* What you need to do *
Every line that contains the word "Lula" should be copied out.

Begin

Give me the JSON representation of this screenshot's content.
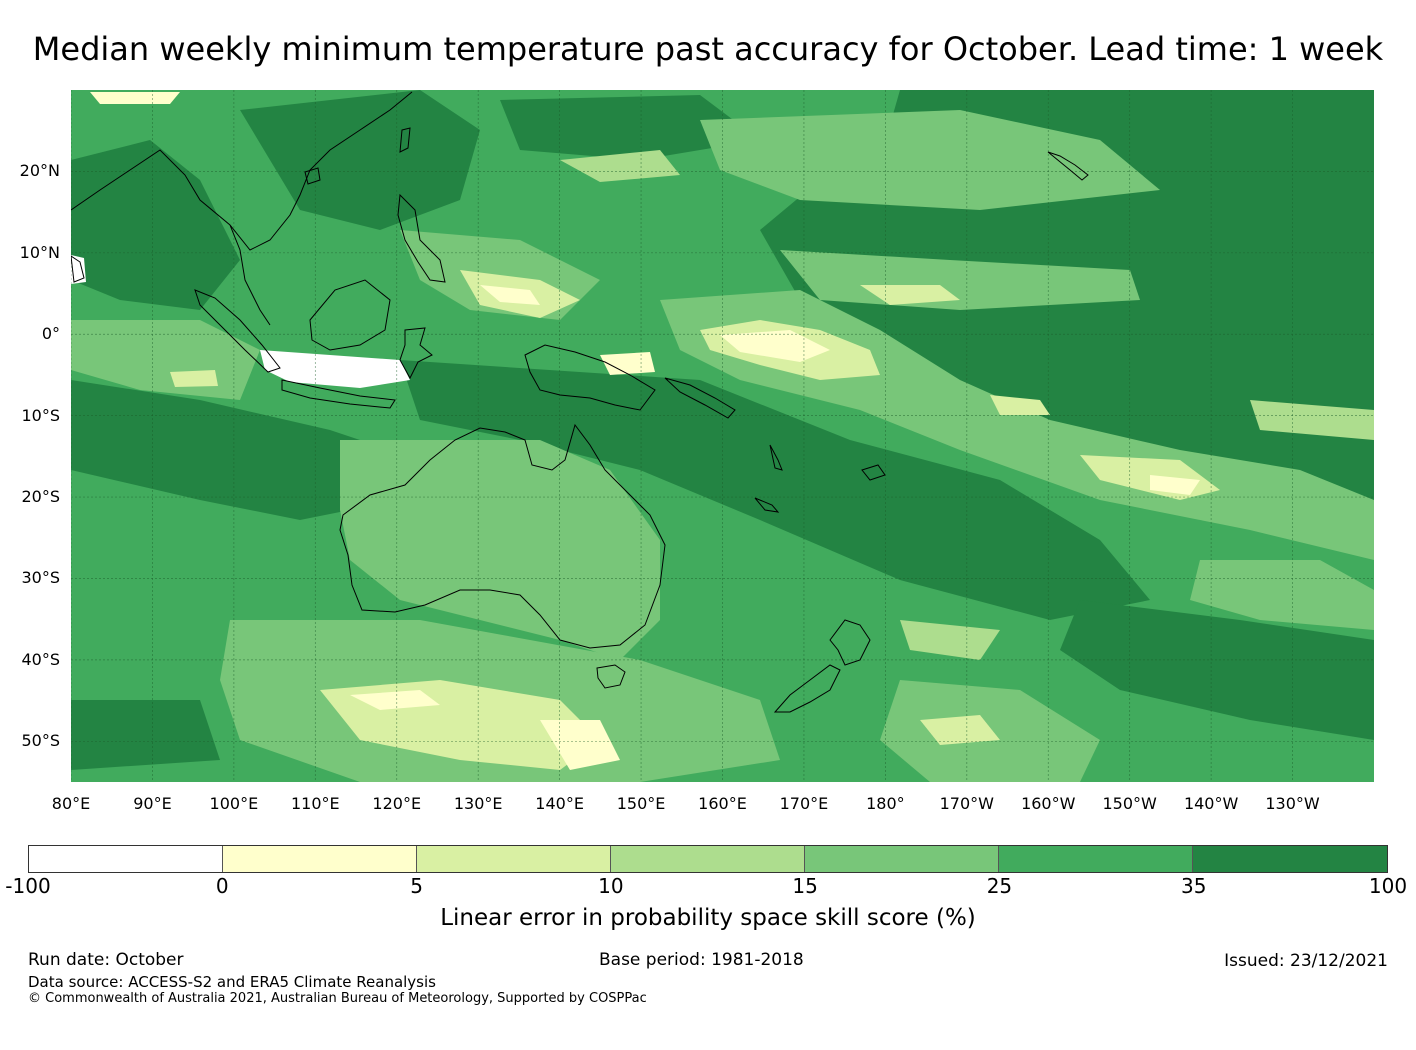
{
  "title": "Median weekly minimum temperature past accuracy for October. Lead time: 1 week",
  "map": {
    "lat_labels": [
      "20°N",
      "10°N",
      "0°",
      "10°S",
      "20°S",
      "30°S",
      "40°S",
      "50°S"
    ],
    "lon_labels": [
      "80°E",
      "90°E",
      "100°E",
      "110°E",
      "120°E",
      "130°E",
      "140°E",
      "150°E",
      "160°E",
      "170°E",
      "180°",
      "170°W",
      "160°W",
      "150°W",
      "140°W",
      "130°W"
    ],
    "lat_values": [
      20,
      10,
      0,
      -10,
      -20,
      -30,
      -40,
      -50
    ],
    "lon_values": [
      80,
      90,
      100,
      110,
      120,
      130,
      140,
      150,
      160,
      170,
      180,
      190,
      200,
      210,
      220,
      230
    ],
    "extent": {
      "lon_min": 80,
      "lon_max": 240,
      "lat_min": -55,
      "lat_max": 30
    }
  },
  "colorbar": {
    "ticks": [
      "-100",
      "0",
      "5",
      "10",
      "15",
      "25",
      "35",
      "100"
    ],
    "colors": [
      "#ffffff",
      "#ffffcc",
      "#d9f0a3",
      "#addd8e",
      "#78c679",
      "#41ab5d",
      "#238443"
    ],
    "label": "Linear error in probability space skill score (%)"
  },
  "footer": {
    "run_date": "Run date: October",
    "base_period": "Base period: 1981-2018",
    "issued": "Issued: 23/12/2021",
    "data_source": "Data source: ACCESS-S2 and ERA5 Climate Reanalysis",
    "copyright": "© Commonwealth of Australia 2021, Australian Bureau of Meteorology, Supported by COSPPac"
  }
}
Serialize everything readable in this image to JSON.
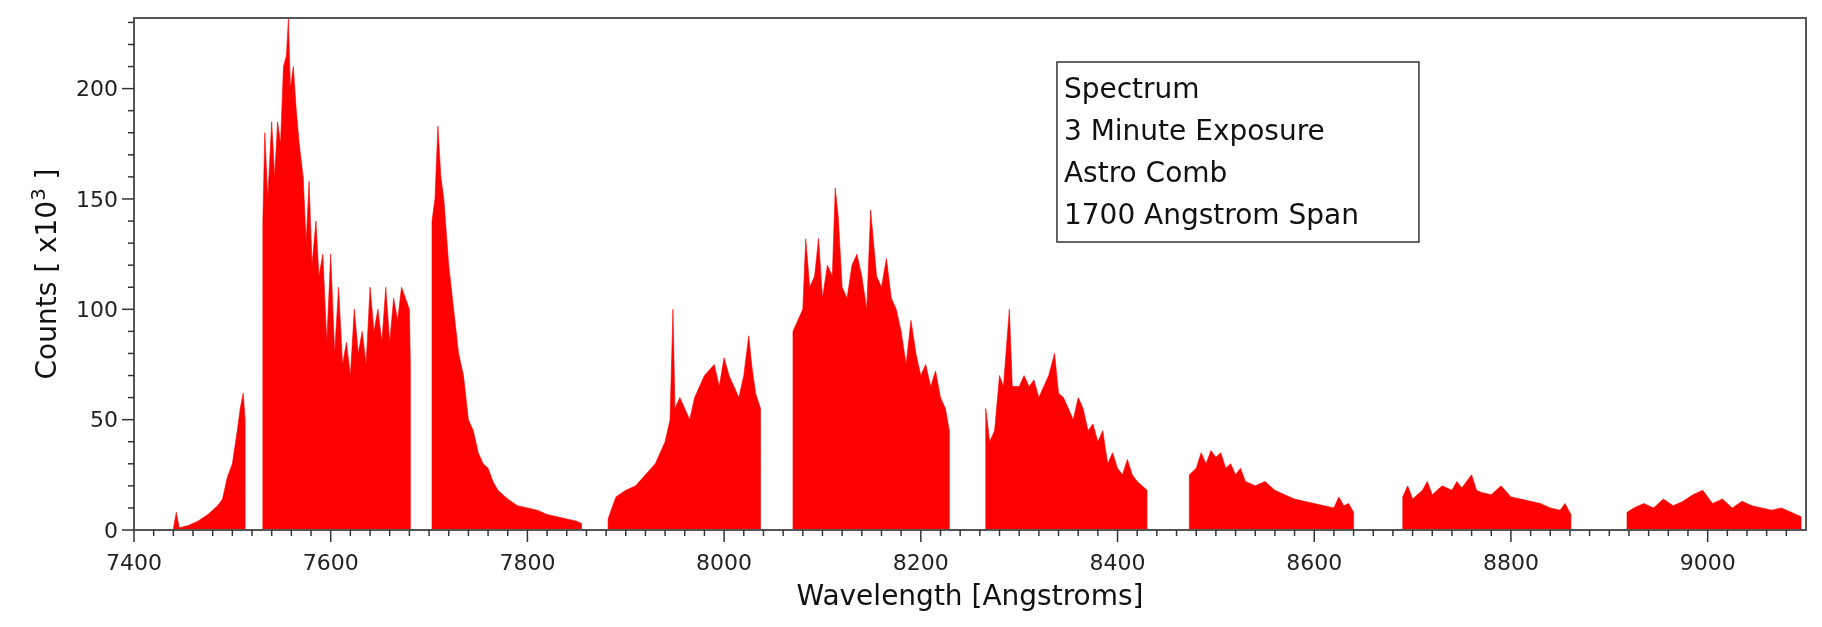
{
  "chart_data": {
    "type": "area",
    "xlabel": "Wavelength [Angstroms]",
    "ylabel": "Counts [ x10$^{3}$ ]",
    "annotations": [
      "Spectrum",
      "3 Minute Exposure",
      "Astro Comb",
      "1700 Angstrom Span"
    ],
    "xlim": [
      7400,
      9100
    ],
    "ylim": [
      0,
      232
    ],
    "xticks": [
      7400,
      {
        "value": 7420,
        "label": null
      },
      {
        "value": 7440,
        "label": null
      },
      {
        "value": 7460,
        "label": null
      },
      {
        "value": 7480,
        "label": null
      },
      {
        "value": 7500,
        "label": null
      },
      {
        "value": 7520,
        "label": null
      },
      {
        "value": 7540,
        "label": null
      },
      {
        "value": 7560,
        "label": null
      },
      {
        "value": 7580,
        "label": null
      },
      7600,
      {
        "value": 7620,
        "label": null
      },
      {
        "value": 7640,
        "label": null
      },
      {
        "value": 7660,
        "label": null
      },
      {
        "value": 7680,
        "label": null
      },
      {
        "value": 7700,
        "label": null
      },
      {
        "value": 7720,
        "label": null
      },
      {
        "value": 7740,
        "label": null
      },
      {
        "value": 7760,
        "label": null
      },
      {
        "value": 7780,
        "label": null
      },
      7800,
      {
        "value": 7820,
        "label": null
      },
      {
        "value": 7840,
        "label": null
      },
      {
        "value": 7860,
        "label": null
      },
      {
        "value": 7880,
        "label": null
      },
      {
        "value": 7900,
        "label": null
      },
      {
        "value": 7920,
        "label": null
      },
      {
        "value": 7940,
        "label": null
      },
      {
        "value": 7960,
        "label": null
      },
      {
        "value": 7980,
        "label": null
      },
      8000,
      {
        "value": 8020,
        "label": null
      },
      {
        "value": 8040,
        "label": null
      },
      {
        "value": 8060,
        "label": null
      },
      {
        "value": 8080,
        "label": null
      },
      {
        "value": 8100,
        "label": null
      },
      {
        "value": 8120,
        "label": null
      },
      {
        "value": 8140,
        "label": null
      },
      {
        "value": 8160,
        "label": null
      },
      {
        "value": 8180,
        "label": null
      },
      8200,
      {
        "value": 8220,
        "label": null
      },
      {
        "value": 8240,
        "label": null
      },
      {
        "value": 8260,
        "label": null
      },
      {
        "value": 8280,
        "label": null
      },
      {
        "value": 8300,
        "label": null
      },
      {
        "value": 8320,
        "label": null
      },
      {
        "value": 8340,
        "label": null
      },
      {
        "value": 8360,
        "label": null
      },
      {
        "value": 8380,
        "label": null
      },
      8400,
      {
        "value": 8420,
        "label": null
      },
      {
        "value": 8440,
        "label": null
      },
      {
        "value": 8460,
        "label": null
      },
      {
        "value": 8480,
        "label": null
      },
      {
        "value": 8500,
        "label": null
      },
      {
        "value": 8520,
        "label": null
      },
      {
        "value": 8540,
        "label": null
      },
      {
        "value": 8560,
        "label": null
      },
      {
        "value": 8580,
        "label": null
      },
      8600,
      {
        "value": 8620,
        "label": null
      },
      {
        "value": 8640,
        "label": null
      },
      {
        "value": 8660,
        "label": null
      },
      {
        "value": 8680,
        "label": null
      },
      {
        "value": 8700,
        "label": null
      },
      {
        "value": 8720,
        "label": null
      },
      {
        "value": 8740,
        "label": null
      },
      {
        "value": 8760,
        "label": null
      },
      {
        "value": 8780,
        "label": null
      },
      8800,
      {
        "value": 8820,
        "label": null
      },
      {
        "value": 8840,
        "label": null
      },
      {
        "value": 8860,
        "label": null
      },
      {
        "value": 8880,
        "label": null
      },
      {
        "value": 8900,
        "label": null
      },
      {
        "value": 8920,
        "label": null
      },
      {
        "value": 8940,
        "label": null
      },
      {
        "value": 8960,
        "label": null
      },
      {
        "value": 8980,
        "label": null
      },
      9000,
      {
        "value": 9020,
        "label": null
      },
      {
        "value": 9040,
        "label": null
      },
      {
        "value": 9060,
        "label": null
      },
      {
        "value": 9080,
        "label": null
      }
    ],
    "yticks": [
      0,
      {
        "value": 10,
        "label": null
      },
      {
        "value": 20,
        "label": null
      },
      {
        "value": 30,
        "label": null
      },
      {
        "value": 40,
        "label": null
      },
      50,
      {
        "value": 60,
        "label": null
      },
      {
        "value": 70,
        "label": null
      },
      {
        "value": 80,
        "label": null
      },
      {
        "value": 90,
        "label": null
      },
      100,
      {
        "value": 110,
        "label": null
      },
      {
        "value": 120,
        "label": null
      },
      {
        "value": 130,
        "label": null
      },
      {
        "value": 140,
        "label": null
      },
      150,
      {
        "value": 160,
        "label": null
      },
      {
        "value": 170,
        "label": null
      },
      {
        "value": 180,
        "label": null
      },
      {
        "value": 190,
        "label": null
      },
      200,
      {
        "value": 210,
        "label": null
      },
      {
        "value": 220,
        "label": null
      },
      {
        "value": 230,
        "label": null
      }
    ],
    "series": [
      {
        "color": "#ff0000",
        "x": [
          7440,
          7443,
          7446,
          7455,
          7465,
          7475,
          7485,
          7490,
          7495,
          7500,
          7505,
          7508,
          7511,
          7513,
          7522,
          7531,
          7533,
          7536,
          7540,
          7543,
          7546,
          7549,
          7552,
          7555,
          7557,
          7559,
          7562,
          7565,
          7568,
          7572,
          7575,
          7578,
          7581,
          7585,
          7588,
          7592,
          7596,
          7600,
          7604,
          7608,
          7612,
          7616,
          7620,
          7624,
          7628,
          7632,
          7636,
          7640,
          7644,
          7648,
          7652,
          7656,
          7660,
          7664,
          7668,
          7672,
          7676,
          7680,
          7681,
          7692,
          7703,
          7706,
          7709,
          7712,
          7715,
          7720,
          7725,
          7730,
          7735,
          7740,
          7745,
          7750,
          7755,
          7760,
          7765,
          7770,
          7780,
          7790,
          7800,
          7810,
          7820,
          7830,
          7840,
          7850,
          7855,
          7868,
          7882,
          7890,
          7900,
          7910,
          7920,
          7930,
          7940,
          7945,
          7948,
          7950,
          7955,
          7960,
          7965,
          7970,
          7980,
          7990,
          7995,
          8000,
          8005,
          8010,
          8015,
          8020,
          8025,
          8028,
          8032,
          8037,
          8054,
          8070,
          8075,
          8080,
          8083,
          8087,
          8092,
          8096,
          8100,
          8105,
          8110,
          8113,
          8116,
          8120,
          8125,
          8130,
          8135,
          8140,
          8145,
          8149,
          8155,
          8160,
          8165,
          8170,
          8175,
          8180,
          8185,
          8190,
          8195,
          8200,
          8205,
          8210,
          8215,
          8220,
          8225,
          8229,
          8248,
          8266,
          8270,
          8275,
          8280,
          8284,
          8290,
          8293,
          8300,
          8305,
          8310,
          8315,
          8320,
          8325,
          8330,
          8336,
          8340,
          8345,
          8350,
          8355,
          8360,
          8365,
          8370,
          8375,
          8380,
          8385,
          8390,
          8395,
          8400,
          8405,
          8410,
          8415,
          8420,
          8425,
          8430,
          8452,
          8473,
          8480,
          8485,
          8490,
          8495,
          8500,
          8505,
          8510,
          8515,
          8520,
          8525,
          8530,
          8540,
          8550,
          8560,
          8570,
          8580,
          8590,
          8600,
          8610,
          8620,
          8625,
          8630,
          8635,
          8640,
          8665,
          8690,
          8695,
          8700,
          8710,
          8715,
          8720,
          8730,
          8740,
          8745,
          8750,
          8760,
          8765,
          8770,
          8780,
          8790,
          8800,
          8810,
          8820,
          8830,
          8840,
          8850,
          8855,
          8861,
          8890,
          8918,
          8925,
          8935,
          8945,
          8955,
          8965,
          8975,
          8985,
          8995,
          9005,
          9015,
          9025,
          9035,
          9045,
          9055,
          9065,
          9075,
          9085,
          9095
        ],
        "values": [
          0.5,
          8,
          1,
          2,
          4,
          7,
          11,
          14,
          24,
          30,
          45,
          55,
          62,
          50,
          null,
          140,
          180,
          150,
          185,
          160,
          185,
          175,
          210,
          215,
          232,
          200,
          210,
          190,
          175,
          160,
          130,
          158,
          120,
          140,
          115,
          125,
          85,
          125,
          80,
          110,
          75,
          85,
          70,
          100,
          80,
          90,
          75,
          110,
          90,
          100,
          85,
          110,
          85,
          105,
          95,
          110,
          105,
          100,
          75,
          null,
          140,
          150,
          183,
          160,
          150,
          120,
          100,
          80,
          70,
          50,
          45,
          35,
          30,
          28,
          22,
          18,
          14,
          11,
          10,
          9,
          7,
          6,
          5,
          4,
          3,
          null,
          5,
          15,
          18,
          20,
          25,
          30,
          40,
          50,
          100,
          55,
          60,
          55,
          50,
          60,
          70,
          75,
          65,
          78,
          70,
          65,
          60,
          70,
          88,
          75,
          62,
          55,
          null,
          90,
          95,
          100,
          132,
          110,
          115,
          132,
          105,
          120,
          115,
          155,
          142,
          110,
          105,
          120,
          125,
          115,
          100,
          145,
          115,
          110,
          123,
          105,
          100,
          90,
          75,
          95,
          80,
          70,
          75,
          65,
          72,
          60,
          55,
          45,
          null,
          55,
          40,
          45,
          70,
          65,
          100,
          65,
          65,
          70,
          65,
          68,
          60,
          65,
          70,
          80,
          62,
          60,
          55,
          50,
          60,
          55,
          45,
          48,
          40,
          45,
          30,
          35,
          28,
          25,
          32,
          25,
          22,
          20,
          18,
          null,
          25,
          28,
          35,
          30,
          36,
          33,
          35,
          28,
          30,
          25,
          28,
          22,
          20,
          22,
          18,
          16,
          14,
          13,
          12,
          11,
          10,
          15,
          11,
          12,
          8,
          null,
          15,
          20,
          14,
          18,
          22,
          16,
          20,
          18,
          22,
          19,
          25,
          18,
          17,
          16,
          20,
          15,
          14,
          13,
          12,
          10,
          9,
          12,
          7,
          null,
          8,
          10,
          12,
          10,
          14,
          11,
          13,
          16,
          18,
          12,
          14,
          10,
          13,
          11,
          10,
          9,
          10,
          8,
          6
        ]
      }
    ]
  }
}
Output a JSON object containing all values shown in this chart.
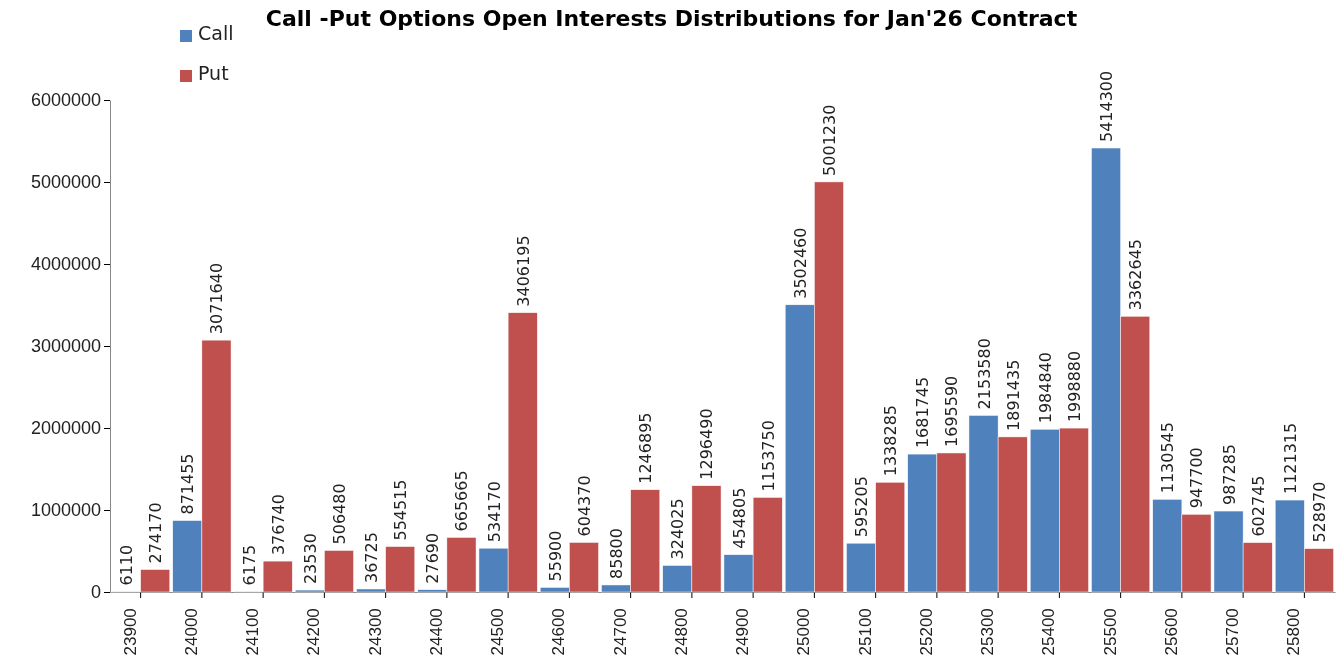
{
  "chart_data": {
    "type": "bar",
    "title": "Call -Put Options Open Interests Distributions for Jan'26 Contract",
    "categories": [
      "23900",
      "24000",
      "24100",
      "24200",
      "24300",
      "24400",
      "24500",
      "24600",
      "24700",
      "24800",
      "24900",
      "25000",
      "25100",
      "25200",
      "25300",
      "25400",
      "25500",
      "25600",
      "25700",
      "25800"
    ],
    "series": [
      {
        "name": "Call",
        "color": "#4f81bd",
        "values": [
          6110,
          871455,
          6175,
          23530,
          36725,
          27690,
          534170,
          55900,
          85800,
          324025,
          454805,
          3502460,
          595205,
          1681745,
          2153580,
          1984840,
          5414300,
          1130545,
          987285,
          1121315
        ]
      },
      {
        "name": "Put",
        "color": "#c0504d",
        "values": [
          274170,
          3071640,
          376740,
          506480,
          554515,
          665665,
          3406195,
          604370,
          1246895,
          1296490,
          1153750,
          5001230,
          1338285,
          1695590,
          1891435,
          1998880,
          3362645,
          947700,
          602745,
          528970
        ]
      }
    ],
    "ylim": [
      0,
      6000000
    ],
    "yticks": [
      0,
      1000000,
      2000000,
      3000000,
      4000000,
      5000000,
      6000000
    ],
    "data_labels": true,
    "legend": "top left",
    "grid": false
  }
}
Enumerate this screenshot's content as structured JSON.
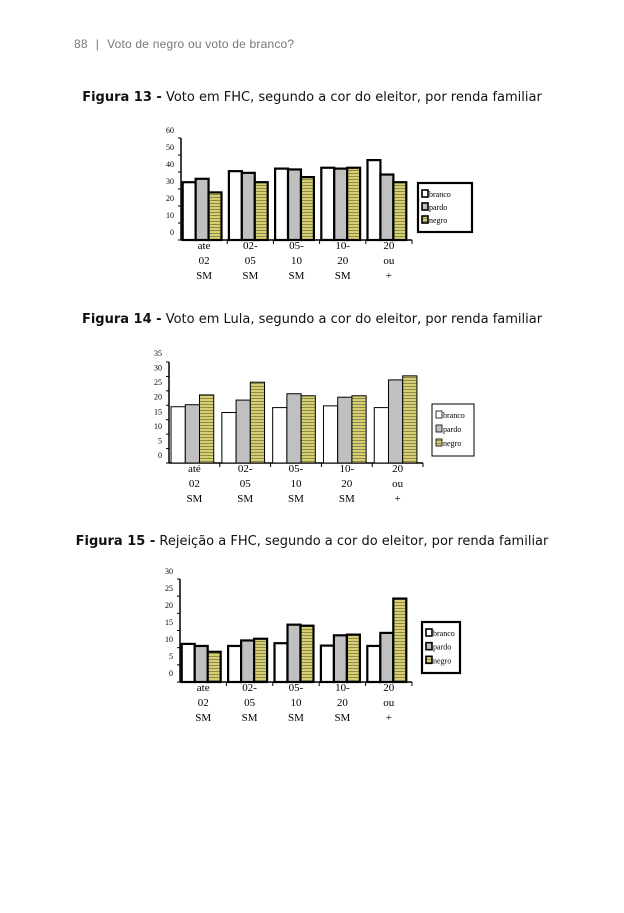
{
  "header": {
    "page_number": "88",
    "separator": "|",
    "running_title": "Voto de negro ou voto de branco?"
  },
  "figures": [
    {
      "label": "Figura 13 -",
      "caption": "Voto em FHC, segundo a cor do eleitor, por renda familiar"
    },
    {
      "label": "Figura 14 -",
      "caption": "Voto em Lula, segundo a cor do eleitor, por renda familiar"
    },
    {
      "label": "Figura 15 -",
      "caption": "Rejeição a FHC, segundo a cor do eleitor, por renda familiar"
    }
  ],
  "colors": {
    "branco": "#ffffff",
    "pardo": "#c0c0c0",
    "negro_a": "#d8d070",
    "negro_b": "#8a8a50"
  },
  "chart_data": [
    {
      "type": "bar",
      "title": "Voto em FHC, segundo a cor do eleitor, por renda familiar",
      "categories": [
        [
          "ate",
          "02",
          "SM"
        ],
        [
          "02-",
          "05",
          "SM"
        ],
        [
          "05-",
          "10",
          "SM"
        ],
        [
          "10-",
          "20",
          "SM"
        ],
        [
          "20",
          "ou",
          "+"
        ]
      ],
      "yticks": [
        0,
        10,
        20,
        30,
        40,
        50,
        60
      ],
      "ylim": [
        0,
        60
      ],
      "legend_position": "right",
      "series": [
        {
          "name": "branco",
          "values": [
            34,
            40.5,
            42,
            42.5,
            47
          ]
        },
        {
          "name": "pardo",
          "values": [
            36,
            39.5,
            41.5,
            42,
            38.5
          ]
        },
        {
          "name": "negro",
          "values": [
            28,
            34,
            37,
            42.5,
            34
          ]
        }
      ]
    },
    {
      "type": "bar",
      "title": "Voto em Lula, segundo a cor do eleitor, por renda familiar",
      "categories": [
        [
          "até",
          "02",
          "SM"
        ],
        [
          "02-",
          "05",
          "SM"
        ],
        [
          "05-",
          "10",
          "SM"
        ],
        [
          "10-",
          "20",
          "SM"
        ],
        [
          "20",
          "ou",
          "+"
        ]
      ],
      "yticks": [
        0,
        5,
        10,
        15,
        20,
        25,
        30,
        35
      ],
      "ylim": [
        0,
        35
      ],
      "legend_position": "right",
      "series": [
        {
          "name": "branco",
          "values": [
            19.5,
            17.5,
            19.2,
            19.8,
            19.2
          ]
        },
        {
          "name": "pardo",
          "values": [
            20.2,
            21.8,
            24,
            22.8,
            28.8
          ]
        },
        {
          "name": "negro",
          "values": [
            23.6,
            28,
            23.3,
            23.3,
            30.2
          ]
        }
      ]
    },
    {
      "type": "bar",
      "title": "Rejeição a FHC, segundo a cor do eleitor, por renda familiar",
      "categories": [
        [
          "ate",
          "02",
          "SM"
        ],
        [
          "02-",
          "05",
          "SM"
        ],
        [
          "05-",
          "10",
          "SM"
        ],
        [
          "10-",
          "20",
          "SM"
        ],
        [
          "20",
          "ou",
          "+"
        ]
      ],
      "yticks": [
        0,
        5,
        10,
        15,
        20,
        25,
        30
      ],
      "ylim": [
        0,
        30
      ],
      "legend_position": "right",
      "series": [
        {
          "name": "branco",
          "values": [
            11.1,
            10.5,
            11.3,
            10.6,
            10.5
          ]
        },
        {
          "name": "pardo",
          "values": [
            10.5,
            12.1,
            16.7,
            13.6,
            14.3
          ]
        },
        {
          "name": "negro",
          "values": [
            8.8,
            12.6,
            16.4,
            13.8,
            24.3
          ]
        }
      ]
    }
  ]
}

End

* The completed task *
      "caption": "Voto em Lula, segundo a cor do eleitor, por renda familiar"
      "title": "Voto em Lula, segundo a cor do eleitor, por renda familiar",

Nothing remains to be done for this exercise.